■ EXERCISE TASK ■
Of the lines below, count those containing the word "Germany". Reply with the number alone.

═════ THE INPUT

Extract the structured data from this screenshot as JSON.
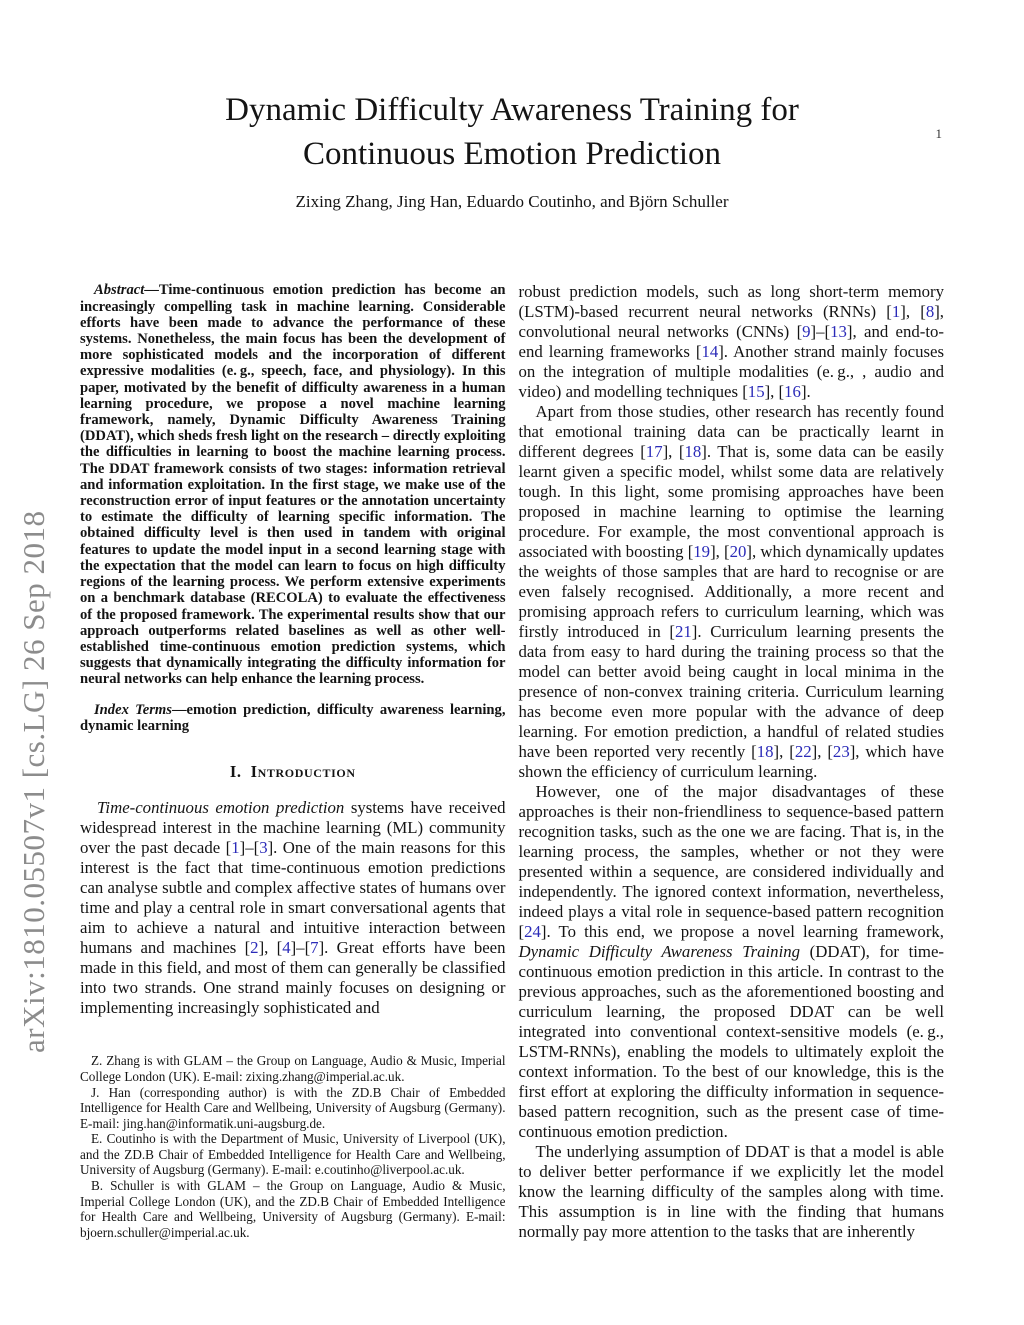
{
  "page": {
    "number": "1"
  },
  "sidebar": {
    "arxiv_text": "arXiv:1810.05507v1  [cs.LG]  26 Sep 2018"
  },
  "header": {
    "title_line1": "Dynamic Difficulty Awareness Training for",
    "title_line2": "Continuous Emotion Prediction",
    "authors": "Zixing Zhang, Jing Han, Eduardo Coutinho, and Björn Schuller"
  },
  "abstract": {
    "label": "Abstract",
    "text": "—Time-continuous emotion prediction has become an increasingly compelling task in machine learning. Considerable efforts have been made to advance the performance of these systems. Nonetheless, the main focus has been the development of more sophisticated models and the incorporation of different expressive modalities (e. g., speech, face, and physiology). In this paper, motivated by the benefit of difficulty awareness in a human learning procedure, we propose a novel machine learning framework, namely, Dynamic Difficulty Awareness Training (DDAT), which sheds fresh light on the research – directly exploiting the difficulties in learning to boost the machine learning process. The DDAT framework consists of two stages: information retrieval and information exploitation. In the first stage, we make use of the reconstruction error of input features or the annotation uncertainty to estimate the difficulty of learning specific information. The obtained difficulty level is then used in tandem with original features to update the model input in a second learning stage with the expectation that the model can learn to focus on high difficulty regions of the learning process. We perform extensive experiments on a benchmark database (RECOLA) to evaluate the effectiveness of the proposed framework. The experimental results show that our approach outperforms related baselines as well as other well-established time-continuous emotion prediction systems, which suggests that dynamically integrating the difficulty information for neural networks can help enhance the learning process."
  },
  "index_terms": {
    "label": "Index Terms",
    "text": "—emotion prediction, difficulty awareness learning, dynamic learning"
  },
  "section1": {
    "number": "I.",
    "title": "Introduction"
  },
  "left_column": {
    "paragraphs": [
      "*Time-continuous emotion prediction* systems have received widespread interest in the machine learning (ML) community over the past decade [1]–[3]. One of the main reasons for this interest is the fact that time-continuous emotion predictions can analyse subtle and complex affective states of humans over time and play a central role in smart conversational agents that aim to achieve a natural and intuitive interaction between humans and machines [2], [4]–[7]. Great efforts have been made in this field, and most of them can generally be classified into two strands. One strand mainly focuses on designing or implementing increasingly sophisticated and"
    ]
  },
  "right_column": {
    "paragraphs": [
      "robust prediction models, such as long short-term memory (LSTM)-based recurrent neural networks (RNNs) [1], [8], convolutional neural networks (CNNs) [9]–[13], and end-to-end learning frameworks [14]. Another strand mainly focuses on the integration of multiple modalities (e. g., , audio and video) and modelling techniques [15], [16].",
      "Apart from those studies, other research has recently found that emotional training data can be practically learnt in different degrees [17], [18]. That is, some data can be easily learnt given a specific model, whilst some data are relatively tough. In this light, some promising approaches have been proposed in machine learning to optimise the learning procedure. For example, the most conventional approach is associated with boosting [19], [20], which dynamically updates the weights of those samples that are hard to recognise or are even falsely recognised. Additionally, a more recent and promising approach refers to curriculum learning, which was firstly introduced in [21]. Curriculum learning presents the data from easy to hard during the training process so that the model can better avoid being caught in local minima in the presence of non-convex training criteria. Curriculum learning has become even more popular with the advance of deep learning. For emotion prediction, a handful of related studies have been reported very recently [18], [22], [23], which have shown the efficiency of curriculum learning.",
      "However, one of the major disadvantages of these approaches is their non-friendliness to sequence-based pattern recognition tasks, such as the one we are facing. That is, in the learning process, the samples, whether or not they were presented within a sequence, are considered individually and independently. The ignored context information, nevertheless, indeed plays a vital role in sequence-based pattern recognition [24]. To this end, we propose a novel learning framework, *Dynamic Difficulty Awareness Training* (DDAT), for time-continuous emotion prediction in this article. In contrast to the previous approaches, such as the aforementioned boosting and curriculum learning, the proposed DDAT can be well integrated into conventional context-sensitive models (e. g., LSTM-RNNs), enabling the models to ultimately exploit the context information. To the best of our knowledge, this is the first effort at exploring the difficulty information in sequence-based pattern recognition, such as the present case of time-continuous emotion prediction.",
      "The underlying assumption of DDAT is that a model is able to deliver better performance if we explicitly let the model know the learning difficulty of the samples along with time. This assumption is in line with the finding that humans normally pay more attention to the tasks that are inherently"
    ]
  },
  "footnotes": [
    "Z. Zhang is with GLAM – the Group on Language, Audio & Music, Imperial College London (UK). E-mail: zixing.zhang@imperial.ac.uk.",
    "J. Han (corresponding author) is with the ZD.B Chair of Embedded Intelligence for Health Care and Wellbeing, University of Augsburg (Germany). E-mail: jing.han@informatik.uni-augsburg.de.",
    "E. Coutinho is with the Department of Music, University of Liverpool (UK), and the ZD.B Chair of Embedded Intelligence for Health Care and Wellbeing, University of Augsburg (Germany). E-mail: e.coutinho@liverpool.ac.uk.",
    "B. Schuller is with GLAM – the Group on Language, Audio & Music, Imperial College London (UK), and the ZD.B Chair of Embedded Intelligence for Health Care and Wellbeing, University of Augsburg (Germany). E-mail: bjoern.schuller@imperial.ac.uk."
  ],
  "colors": {
    "citation_blue": "#2a2ab8",
    "sidebar_gray": "#8c8c8c"
  }
}
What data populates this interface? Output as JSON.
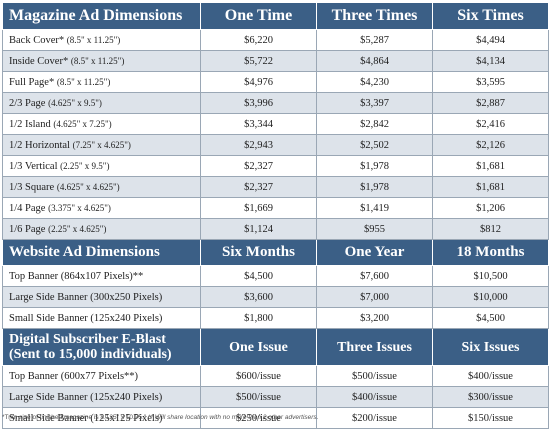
{
  "magazine": {
    "header": {
      "title": "Magazine Ad Dimensions",
      "col1": "One Time",
      "col2": "Three Times",
      "col3": "Six Times"
    },
    "rows": [
      {
        "name": "Back Cover*",
        "dims": "(8.5\" x 11.25\")",
        "values": [
          "$6,220",
          "$5,287",
          "$4,494"
        ]
      },
      {
        "name": "Inside Cover*",
        "dims": "(8.5\" x 11.25\")",
        "values": [
          "$5,722",
          "$4,864",
          "$4,134"
        ]
      },
      {
        "name": "Full Page*",
        "dims": "(8.5\" x 11.25\")",
        "values": [
          "$4,976",
          "$4,230",
          "$3,595"
        ]
      },
      {
        "name": "2/3 Page",
        "dims": "(4.625\" x 9.5\")",
        "values": [
          "$3,996",
          "$3,397",
          "$2,887"
        ]
      },
      {
        "name": "1/2 Island",
        "dims": "(4.625\" x 7.25\")",
        "values": [
          "$3,344",
          "$2,842",
          "$2,416"
        ]
      },
      {
        "name": "1/2 Horizontal",
        "dims": "(7.25\" x 4.625\")",
        "values": [
          "$2,943",
          "$2,502",
          "$2,126"
        ]
      },
      {
        "name": "1/3 Vertical",
        "dims": "(2.25\" x 9.5\")",
        "values": [
          "$2,327",
          "$1,978",
          "$1,681"
        ]
      },
      {
        "name": "1/3 Square",
        "dims": "(4.625\" x 4.625\")",
        "values": [
          "$2,327",
          "$1,978",
          "$1,681"
        ]
      },
      {
        "name": "1/4 Page",
        "dims": "(3.375\" x 4.625\")",
        "values": [
          "$1,669",
          "$1,419",
          "$1,206"
        ]
      },
      {
        "name": "1/6 Page",
        "dims": "(2.25\" x 4.625\")",
        "values": [
          "$1,124",
          "$955",
          "$812"
        ]
      }
    ]
  },
  "website": {
    "header": {
      "title": "Website Ad Dimensions",
      "col1": "Six Months",
      "col2": "One Year",
      "col3": "18 Months"
    },
    "rows": [
      {
        "name": "Top Banner (864x107 Pixels)**",
        "values": [
          "$4,500",
          "$7,600",
          "$10,500"
        ]
      },
      {
        "name": "Large Side Banner (300x250 Pixels)",
        "values": [
          "$3,600",
          "$7,000",
          "$10,000"
        ]
      },
      {
        "name": "Small Side Banner (125x240 Pixels)",
        "values": [
          "$1,800",
          "$3,200",
          "$4,500"
        ]
      }
    ]
  },
  "eblast": {
    "header": {
      "title_line1": "Digital Subscriber E-Blast",
      "title_line2": "(Sent to 15,000 individuals)",
      "col1": "One Issue",
      "col2": "Three Issues",
      "col3": "Six Issues"
    },
    "rows": [
      {
        "name": "Top Banner (600x77 Pixels**)",
        "values": [
          "$600/issue",
          "$500/issue",
          "$400/issue"
        ]
      },
      {
        "name": "Large Side Banner (125x240 Pixels)",
        "values": [
          "$500/issue",
          "$400/issue",
          "$300/issue"
        ]
      },
      {
        "name": "Small Side Banner (125x125 Pixels)",
        "values": [
          "$250/issue",
          "$200/issue",
          "$150/issue"
        ]
      }
    ]
  },
  "footnote": {
    "part1": "*Trim size of finished magazine is 8.125\" x 10.75.\"",
    "part2": "** Will share location with no more than 2 other advertisers."
  }
}
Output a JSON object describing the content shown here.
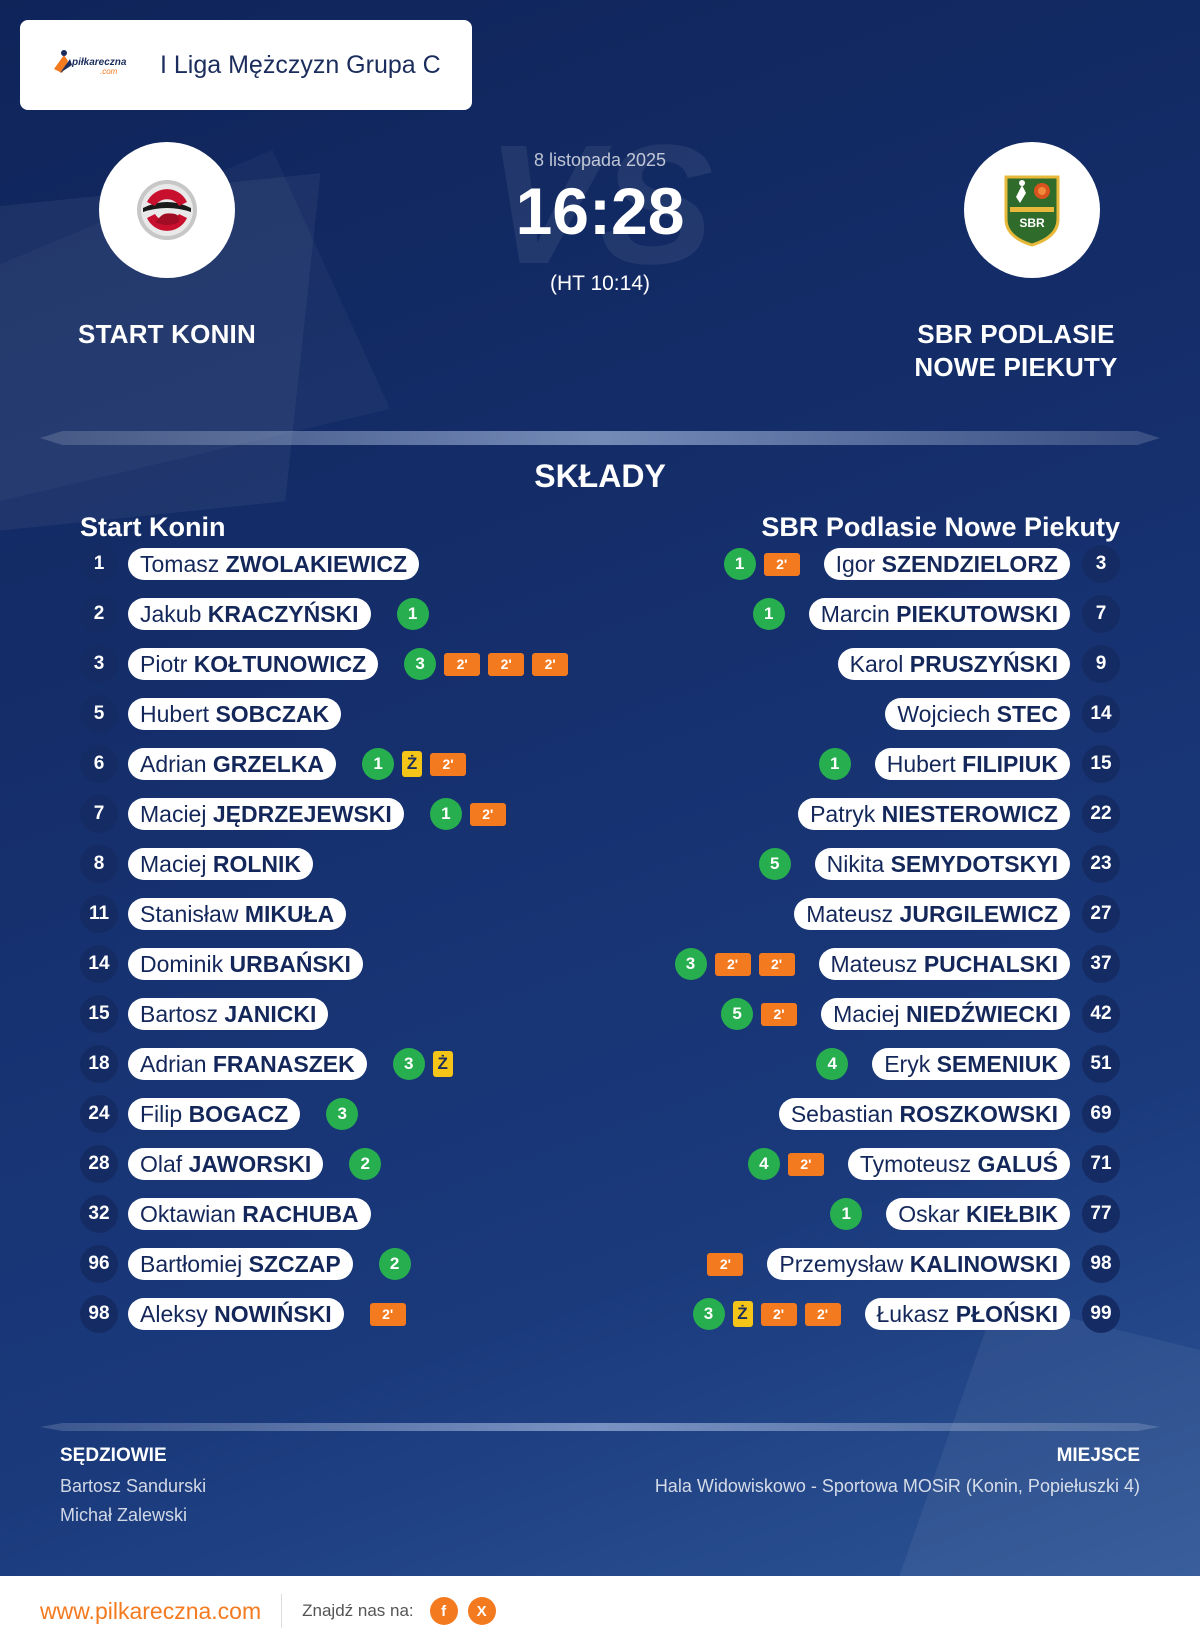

══════════

■ SOLVED EXERCISE ■
3